## REQUEST
Of the lines in the data below, count the ones holding the string "Expenses", and answer with that number only.

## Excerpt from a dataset

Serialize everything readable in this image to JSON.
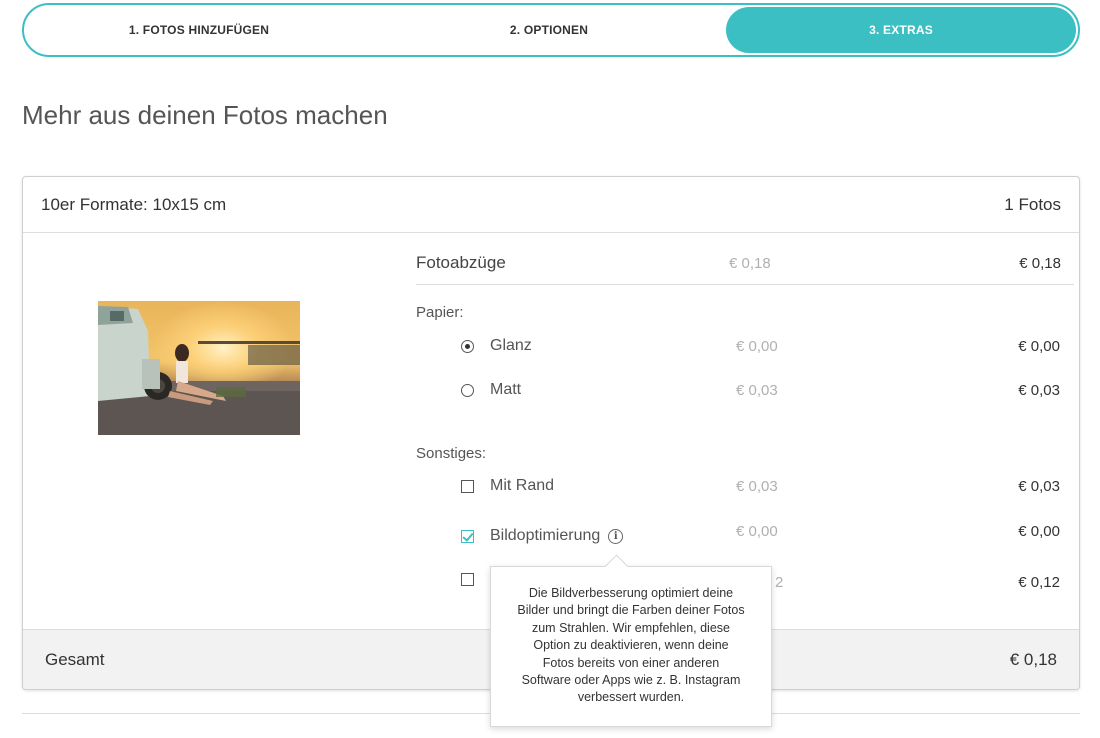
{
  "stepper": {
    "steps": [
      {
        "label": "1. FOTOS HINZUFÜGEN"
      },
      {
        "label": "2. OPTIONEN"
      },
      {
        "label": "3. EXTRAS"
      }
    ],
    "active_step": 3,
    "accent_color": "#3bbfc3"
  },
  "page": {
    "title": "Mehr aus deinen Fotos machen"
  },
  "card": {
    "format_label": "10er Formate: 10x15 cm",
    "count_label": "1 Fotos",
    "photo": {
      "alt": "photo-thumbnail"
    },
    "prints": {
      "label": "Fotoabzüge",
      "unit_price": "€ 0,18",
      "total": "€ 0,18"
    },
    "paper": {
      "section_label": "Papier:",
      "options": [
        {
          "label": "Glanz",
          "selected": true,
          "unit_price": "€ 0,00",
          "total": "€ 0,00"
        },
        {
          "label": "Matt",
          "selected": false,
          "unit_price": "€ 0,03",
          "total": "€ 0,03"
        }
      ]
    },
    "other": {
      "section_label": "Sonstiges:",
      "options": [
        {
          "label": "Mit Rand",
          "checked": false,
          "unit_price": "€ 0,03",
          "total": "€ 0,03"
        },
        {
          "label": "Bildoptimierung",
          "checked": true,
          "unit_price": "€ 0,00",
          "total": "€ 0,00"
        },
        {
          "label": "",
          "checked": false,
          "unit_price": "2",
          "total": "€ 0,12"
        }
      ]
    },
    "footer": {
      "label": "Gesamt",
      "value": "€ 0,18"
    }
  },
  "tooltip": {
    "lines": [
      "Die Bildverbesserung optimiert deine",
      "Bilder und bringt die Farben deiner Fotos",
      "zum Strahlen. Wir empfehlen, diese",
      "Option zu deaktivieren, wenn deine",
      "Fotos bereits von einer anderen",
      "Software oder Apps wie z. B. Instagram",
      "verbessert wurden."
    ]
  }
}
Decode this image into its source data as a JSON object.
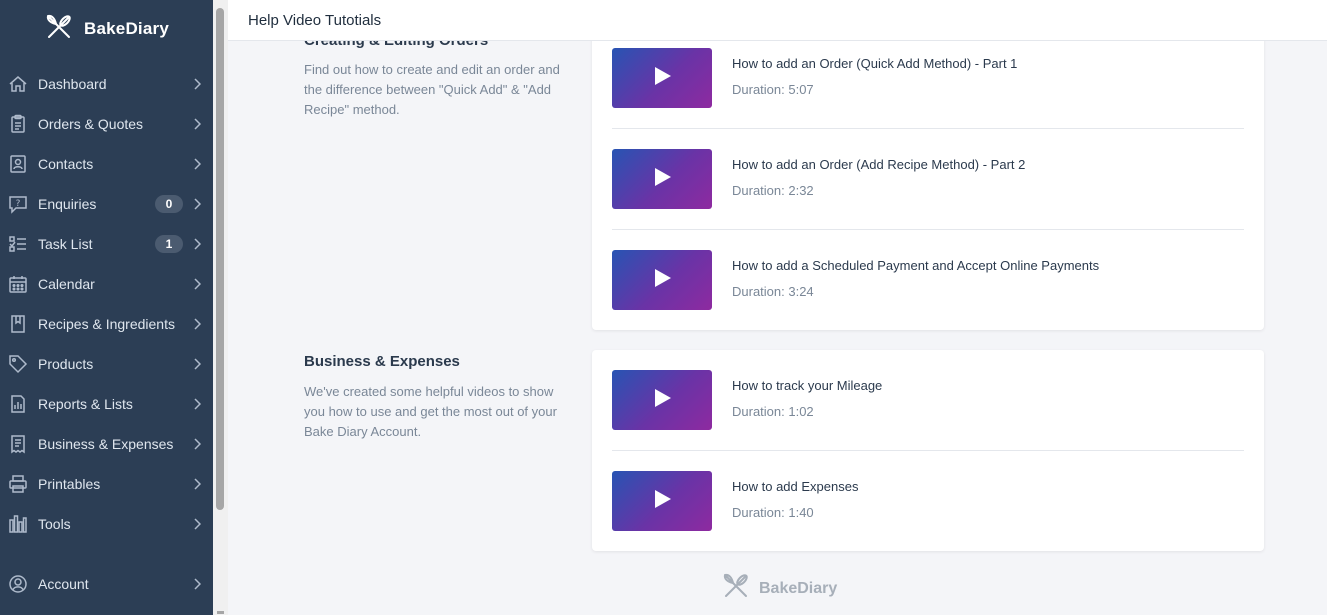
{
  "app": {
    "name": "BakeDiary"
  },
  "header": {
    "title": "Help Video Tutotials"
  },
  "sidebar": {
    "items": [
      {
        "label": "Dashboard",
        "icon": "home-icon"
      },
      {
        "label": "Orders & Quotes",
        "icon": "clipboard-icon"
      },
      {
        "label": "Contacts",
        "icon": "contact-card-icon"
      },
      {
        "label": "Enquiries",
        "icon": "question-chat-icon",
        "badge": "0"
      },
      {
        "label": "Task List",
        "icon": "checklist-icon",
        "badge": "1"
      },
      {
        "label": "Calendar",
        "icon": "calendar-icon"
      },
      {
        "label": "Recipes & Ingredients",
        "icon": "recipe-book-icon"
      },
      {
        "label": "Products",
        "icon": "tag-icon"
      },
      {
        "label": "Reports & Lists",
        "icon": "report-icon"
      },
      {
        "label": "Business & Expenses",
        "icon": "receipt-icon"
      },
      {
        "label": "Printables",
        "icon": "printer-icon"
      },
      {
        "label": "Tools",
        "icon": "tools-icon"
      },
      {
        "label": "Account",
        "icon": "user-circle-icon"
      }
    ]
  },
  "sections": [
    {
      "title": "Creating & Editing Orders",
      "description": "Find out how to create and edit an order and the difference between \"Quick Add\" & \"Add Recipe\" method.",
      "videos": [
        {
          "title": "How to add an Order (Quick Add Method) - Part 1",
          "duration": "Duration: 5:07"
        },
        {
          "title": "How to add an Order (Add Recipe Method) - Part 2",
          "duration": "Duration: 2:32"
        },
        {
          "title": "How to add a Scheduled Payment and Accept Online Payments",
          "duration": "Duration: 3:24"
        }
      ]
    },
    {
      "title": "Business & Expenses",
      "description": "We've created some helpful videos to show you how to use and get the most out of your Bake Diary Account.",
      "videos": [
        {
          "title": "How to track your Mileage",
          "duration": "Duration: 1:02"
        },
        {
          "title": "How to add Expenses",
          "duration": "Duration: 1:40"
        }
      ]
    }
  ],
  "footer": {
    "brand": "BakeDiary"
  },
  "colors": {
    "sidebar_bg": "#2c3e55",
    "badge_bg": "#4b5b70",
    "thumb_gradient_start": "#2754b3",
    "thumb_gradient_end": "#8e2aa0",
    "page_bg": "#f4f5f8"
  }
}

## RESULT FOR THIS EXERCISE
3